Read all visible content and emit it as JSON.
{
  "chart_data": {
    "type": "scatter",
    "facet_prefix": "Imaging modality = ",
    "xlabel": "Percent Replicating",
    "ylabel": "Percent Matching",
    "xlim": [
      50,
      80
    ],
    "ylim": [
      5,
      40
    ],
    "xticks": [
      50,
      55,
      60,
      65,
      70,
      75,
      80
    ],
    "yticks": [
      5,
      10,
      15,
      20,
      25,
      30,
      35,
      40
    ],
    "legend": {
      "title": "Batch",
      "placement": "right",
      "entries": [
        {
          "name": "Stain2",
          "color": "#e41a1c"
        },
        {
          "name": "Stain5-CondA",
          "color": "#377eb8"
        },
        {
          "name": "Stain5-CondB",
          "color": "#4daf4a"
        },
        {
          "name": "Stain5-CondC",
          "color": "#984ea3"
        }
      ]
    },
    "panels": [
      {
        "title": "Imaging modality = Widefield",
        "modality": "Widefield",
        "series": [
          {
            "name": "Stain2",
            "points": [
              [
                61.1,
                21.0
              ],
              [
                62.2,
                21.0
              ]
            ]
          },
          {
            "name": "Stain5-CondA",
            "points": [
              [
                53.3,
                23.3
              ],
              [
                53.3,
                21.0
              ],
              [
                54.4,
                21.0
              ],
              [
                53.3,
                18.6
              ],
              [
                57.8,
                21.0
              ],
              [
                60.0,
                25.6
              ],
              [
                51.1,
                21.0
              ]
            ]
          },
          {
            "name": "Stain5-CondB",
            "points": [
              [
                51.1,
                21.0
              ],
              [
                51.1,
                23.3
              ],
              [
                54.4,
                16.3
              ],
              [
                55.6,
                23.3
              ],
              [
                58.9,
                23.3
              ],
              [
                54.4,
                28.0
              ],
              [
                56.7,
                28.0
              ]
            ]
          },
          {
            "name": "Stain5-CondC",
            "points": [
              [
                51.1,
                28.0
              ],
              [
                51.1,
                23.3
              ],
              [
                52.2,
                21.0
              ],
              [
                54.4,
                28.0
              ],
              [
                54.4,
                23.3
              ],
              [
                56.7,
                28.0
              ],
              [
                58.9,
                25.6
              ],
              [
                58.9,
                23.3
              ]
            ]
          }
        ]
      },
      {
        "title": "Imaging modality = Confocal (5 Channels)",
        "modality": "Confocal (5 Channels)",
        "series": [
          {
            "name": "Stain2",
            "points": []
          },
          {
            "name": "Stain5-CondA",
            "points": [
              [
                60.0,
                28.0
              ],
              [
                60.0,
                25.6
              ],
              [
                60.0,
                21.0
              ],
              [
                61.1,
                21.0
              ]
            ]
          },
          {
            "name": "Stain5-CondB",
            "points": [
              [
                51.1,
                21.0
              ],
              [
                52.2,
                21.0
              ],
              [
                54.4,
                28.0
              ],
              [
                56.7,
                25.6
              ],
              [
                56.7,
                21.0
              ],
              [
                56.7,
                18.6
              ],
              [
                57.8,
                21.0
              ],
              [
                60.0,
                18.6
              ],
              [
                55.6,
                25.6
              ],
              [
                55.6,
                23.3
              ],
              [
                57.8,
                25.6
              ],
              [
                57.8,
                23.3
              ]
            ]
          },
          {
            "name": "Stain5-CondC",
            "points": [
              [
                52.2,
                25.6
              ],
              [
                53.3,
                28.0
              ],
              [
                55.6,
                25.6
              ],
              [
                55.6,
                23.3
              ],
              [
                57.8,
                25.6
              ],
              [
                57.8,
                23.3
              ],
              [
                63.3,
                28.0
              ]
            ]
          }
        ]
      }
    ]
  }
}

○ ○ ○ ○ ○ ○ ○

* STATED PROBLEM *
Say how many lines above contain the string "Percent". Answer with the number only.

* FULL SOLUTION *
2